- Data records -
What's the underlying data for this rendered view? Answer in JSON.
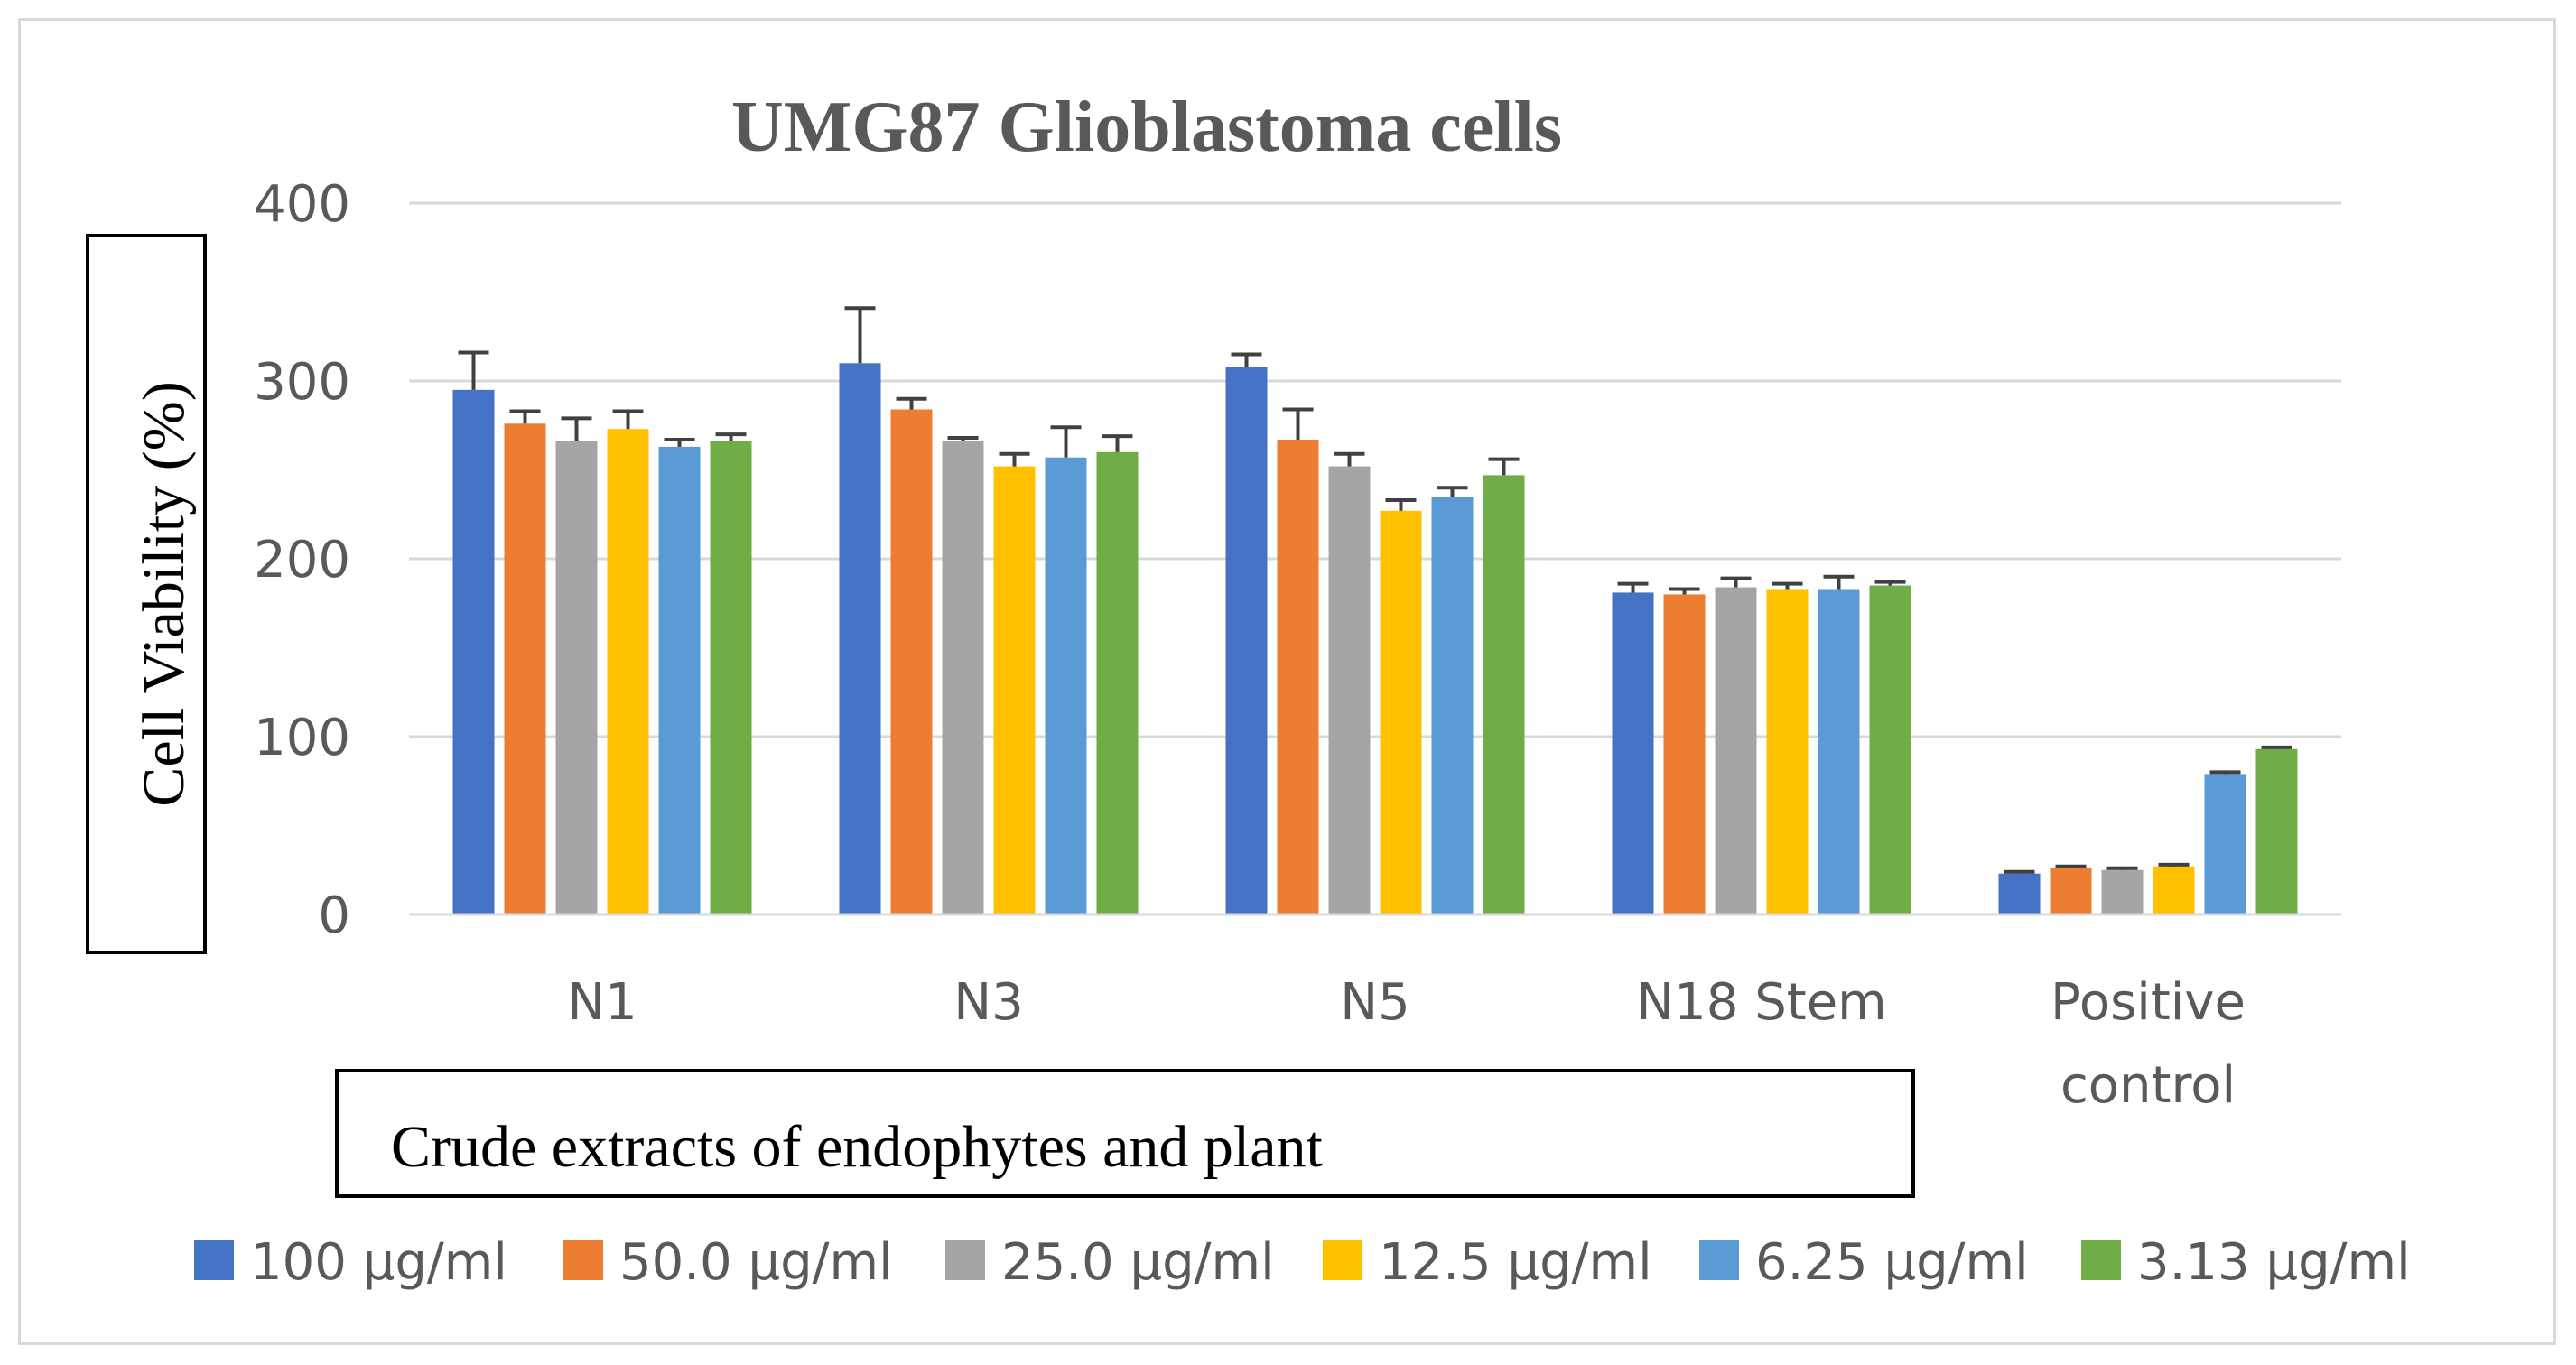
{
  "chart_data": {
    "type": "bar",
    "title": "UMG87 Glioblastoma cells",
    "ylabel": "Cell Viability (%)",
    "xlabel": "Crude extracts of endophytes and plant",
    "ylim": [
      0,
      400
    ],
    "yticks": [
      0,
      100,
      200,
      300,
      400
    ],
    "grid": true,
    "legend_position": "bottom",
    "categories": [
      "N1",
      "N3",
      "N5",
      "N18 Stem",
      "Positive control"
    ],
    "series": [
      {
        "name": "100 μg/ml",
        "color": "#4472C4",
        "values": [
          295,
          310,
          308,
          181,
          23
        ],
        "errors": [
          21,
          31,
          7,
          5,
          1
        ]
      },
      {
        "name": "50.0 μg/ml",
        "color": "#ED7D31",
        "values": [
          276,
          284,
          267,
          180,
          26
        ],
        "errors": [
          7,
          6,
          17,
          3,
          1
        ]
      },
      {
        "name": "25.0 μg/ml",
        "color": "#A5A5A5",
        "values": [
          266,
          266,
          252,
          184,
          25
        ],
        "errors": [
          13,
          2,
          7,
          5,
          1
        ]
      },
      {
        "name": "12.5 μg/ml",
        "color": "#FFC000",
        "values": [
          273,
          252,
          227,
          183,
          27
        ],
        "errors": [
          10,
          7,
          6,
          3,
          1
        ]
      },
      {
        "name": "6.25 μg/ml",
        "color": "#5B9BD5",
        "values": [
          263,
          257,
          235,
          183,
          79
        ],
        "errors": [
          4,
          17,
          5,
          7,
          1
        ]
      },
      {
        "name": "3.13 μg/ml",
        "color": "#70AD47",
        "values": [
          266,
          260,
          247,
          185,
          93
        ],
        "errors": [
          4,
          9,
          9,
          2,
          1
        ]
      }
    ]
  }
}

- ACTION ITEM -
All lines of the records above with the word "name" in them are to be copied.

- TASK RESULT -
        "name": "100 μg/ml",
        "name": "50.0 μg/ml",
        "name": "25.0 μg/ml",
        "name": "12.5 μg/ml",
        "name": "6.25 μg/ml",
        "name": "3.13 μg/ml",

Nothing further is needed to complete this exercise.